── Text to read

Again, be sure to change oe-core to wherever the core layer was checked out. Running cat conf/bblayers.conf will show how the changes that were made were now expanded.

What to do next? Well, that depends a little on what I already know about the system. The next step in this project is to configure systemd to take care of creating the networks. If I knew what all of the devices will be named, I could move on to that step. But if I didn’t know, or wasn’t sure, the next step is to build core-image-minimal. That’s as easy as doing:

$ bitbake core-image-minimal

and waiting for the final result, assuming that local.conf.sample file was configured to default to the appropriate target MACHINE. Otherwise I’ll need to pass that in on the command line above. Once that completes, take the appropriate image and boot it. The reward should be a root login prompt.  In this configuration, there’s no root password right now. Login and do:

# ip link

and this will show me what the interface names are. Assuming there is a DHCP server somewhere already, I can then use udhcpc -i NAME after plugging in an Ethernet cable to see which interface is which and note it down for the next step.

────

What is asked
1. List every command that the build notes show or name for running at a prompt.
2. Translate this sentence from the build notes into Spanish: "Once that completes, take the appropriate image and boot it."

── Rows

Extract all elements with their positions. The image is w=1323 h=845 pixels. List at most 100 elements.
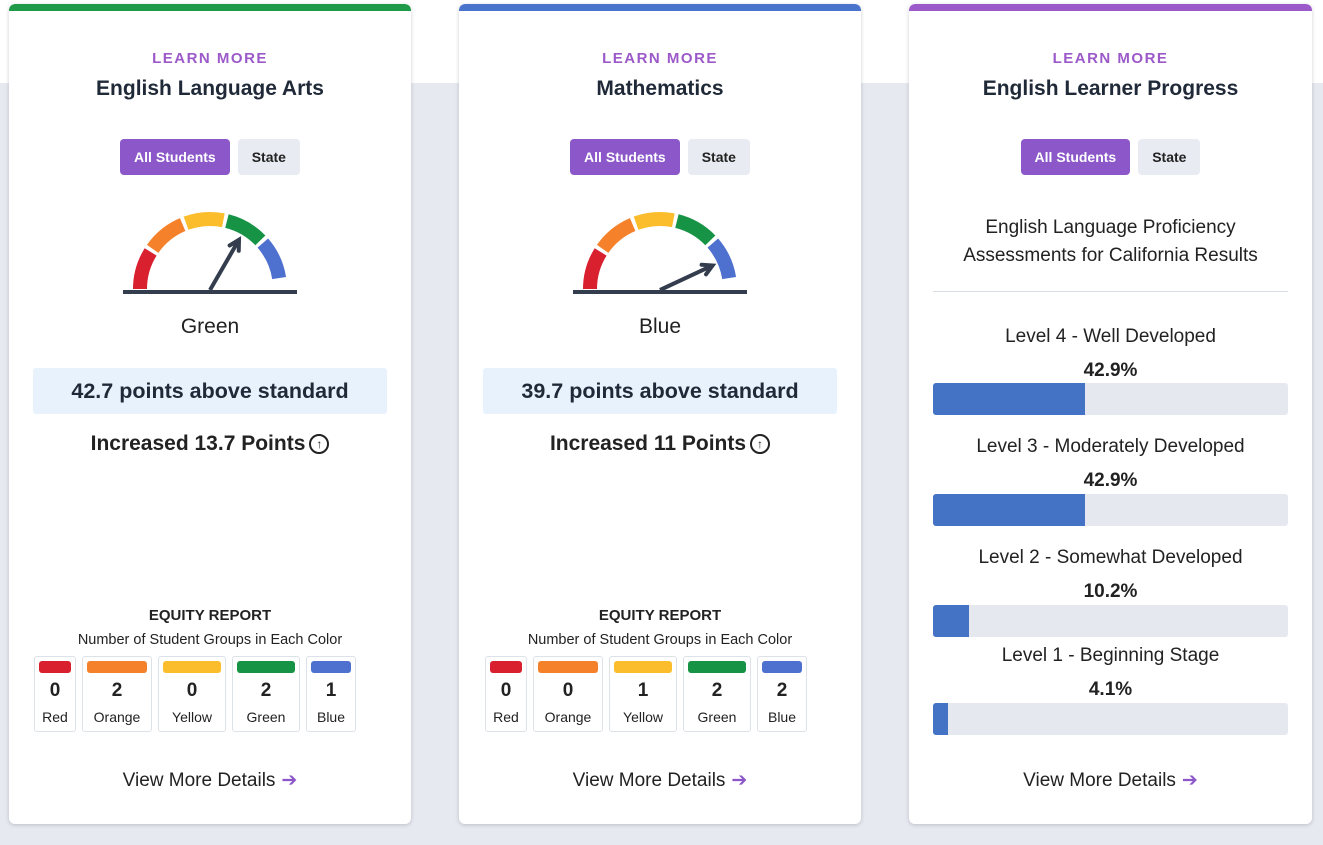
level-progress-fill — [933, 383, 1086, 415]
level-percent: 10.2% — [1083, 581, 1138, 602]
equity-cell-green: 2 Green — [232, 656, 300, 732]
gauge-segment-orange — [596, 218, 636, 254]
color-label: Orange — [544, 709, 592, 725]
level-percent: 4.1% — [1088, 679, 1133, 700]
gauge-segment-blue — [707, 238, 737, 280]
color-swatch — [163, 661, 221, 673]
learn-more-link[interactable]: LEARN MORE — [9, 50, 411, 67]
level-progress-bar — [933, 494, 1288, 526]
performance-gauge — [123, 212, 297, 294]
equity-cell-orange: 2 Orange — [82, 656, 152, 732]
view-more-details-link[interactable]: View More Details ➔ — [9, 769, 411, 792]
color-label: Red — [493, 709, 519, 725]
equity-report-title: EQUITY REPORT — [148, 607, 272, 624]
state-button[interactable]: State — [237, 139, 300, 175]
level-label: Level 2 - Somewhat Developed — [978, 547, 1243, 568]
card-title: English Language Arts — [96, 77, 324, 100]
group-count: 2 — [260, 680, 272, 701]
points-above-standard: 39.7 points above standard — [483, 368, 837, 414]
change-value: Increased 11 Points — [549, 432, 747, 455]
all-students-button[interactable]: All Students — [1020, 139, 1131, 175]
level-progress-bar — [933, 383, 1288, 415]
group-count: 2 — [111, 680, 123, 701]
color-swatch — [688, 661, 746, 673]
arrow-up-circle-icon: ↑ — [309, 434, 330, 454]
all-students-button[interactable]: All Students — [120, 139, 230, 175]
card-title: English Learner Progress — [982, 77, 1239, 100]
arrow-right-icon: ➔ — [281, 770, 298, 791]
view-more-details-label: View More Details — [122, 770, 276, 791]
color-label: Orange — [93, 709, 141, 725]
gauge-segment-blue — [257, 238, 287, 280]
color-swatch — [237, 661, 295, 673]
view-more-details-link[interactable]: View More Details ➔ — [909, 769, 1312, 792]
color-label: Blue — [767, 709, 797, 725]
level-percent: 42.9% — [1083, 470, 1138, 491]
gauge-segment-orange — [146, 218, 186, 254]
state-button[interactable]: State — [1138, 139, 1201, 175]
student-group-toggle: All Students State — [9, 139, 411, 175]
level-progress-fill — [933, 703, 948, 735]
group-count: 0 — [49, 680, 61, 701]
card-accent-bar — [909, 4, 1312, 11]
group-count: 0 — [500, 680, 512, 701]
view-more-details-link[interactable]: View More Details ➔ — [459, 769, 861, 792]
arrow-right-icon: ➔ — [731, 770, 748, 791]
level-progress-fill — [933, 494, 1086, 526]
gauge-needle — [208, 238, 241, 292]
equity-cell-red: 0 Red — [485, 656, 527, 732]
state-button[interactable]: State — [687, 139, 750, 175]
student-group-toggle: All Students State — [909, 139, 1312, 175]
group-count: 2 — [776, 680, 788, 701]
color-swatch — [614, 661, 672, 673]
equity-grid: 0 Red 0 Orange 1 Yellow 2 Green 2 Blue — [485, 656, 807, 734]
color-swatch — [490, 661, 522, 673]
elpac-subtitle: English Language Proficiency Assessments… — [909, 214, 1312, 270]
level-progress-fill — [933, 605, 970, 637]
level-progress-bar — [933, 605, 1288, 637]
color-swatch — [311, 661, 351, 673]
performance-level: Green — [180, 315, 240, 338]
gauge-segment-yellow — [183, 212, 225, 230]
equity-cell-green: 2 Green — [683, 656, 751, 732]
equity-cell-orange: 0 Orange — [533, 656, 603, 732]
card-accent-bar — [9, 4, 411, 11]
learn-more-link[interactable]: LEARN MORE — [909, 50, 1312, 67]
color-swatch — [87, 661, 147, 673]
level-label: Level 4 - Well Developed — [1005, 326, 1216, 347]
view-more-details-label: View More Details — [572, 770, 726, 791]
all-students-button[interactable]: All Students — [570, 139, 680, 175]
equity-report-subtitle: Number of Student Groups in Each Color — [77, 632, 343, 648]
elpac-subtitle-line: Assessments for California Results — [963, 245, 1258, 266]
level-label: Level 1 - Beginning Stage — [1001, 645, 1220, 666]
equity-cell-yellow: 0 Yellow — [158, 656, 226, 732]
group-count: 1 — [325, 680, 337, 701]
level-label: Level 3 - Moderately Developed — [976, 436, 1245, 457]
equity-report-subtitle: Number of Student Groups in Each Color — [527, 632, 793, 648]
equity-cell-blue: 1 Blue — [306, 656, 356, 732]
gauge-segment-green — [674, 214, 716, 246]
group-count: 0 — [186, 680, 198, 701]
group-count: 1 — [637, 680, 649, 701]
equity-report-title: EQUITY REPORT — [598, 607, 722, 624]
view-more-details-label: View More Details — [1023, 770, 1176, 791]
performance-gauge — [573, 212, 747, 294]
color-label: Yellow — [172, 709, 212, 725]
elpac-subtitle-line: English Language Proficiency — [985, 217, 1236, 238]
change-value: Increased 13.7 Points — [90, 432, 306, 455]
learn-more-link[interactable]: LEARN MORE — [459, 50, 861, 67]
group-count: 0 — [562, 680, 574, 701]
color-label: Green — [697, 709, 737, 725]
card-title: Mathematics — [596, 77, 724, 100]
color-swatch — [762, 661, 802, 673]
color-label: Blue — [316, 709, 346, 725]
group-count: 2 — [711, 680, 723, 701]
elp-card: LEARN MORE English Learner Progress All … — [909, 4, 1312, 824]
equity-grid: 0 Red 2 Orange 0 Yellow 2 Green 1 Blue — [34, 656, 356, 734]
color-swatch — [538, 661, 598, 673]
level-progress-bar — [933, 703, 1288, 735]
gauge-segment-red — [133, 248, 157, 290]
ela-card: LEARN MORE English Language Arts All Stu… — [9, 4, 411, 824]
divider — [933, 291, 1288, 292]
color-label: Yellow — [623, 709, 663, 725]
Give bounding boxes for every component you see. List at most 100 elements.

────

Outputs for the tasks
1.
cat conf/bblayers.conf
bitbake core-image-minimal
ip link
udhcpc -i NAME

2. Una vez que eso termine, toma la imagen adecuada y arráncala.